───── Extracted information

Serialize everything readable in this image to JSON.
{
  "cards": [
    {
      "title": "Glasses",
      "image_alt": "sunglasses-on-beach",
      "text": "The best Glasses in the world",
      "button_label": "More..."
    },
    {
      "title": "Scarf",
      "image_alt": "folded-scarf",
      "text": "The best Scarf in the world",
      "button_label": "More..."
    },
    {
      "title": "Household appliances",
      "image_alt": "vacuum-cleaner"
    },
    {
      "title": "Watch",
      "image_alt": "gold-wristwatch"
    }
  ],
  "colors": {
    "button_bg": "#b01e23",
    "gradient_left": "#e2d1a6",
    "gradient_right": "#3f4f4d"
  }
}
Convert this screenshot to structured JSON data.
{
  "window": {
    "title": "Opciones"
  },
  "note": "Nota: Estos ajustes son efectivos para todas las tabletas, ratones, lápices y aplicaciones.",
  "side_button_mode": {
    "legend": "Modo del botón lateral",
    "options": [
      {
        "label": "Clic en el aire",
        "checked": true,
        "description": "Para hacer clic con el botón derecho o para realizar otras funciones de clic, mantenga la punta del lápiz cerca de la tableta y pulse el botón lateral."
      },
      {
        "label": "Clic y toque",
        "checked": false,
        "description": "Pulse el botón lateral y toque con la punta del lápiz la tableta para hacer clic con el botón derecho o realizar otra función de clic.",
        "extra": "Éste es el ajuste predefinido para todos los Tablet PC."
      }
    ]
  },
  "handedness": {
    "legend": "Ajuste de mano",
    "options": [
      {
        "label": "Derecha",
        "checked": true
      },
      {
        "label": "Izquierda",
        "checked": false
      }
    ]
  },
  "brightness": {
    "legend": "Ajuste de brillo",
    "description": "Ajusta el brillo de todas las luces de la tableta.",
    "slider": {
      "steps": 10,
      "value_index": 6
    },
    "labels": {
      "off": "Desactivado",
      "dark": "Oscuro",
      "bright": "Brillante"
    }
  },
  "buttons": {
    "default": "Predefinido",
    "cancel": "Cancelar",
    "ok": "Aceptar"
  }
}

──────────

§ **Instruction**
Copy out each line of the listing that holds "text".

§ **Written response**
      "text": "The best Glasses in the world",
      "text": "The best Scarf in the world",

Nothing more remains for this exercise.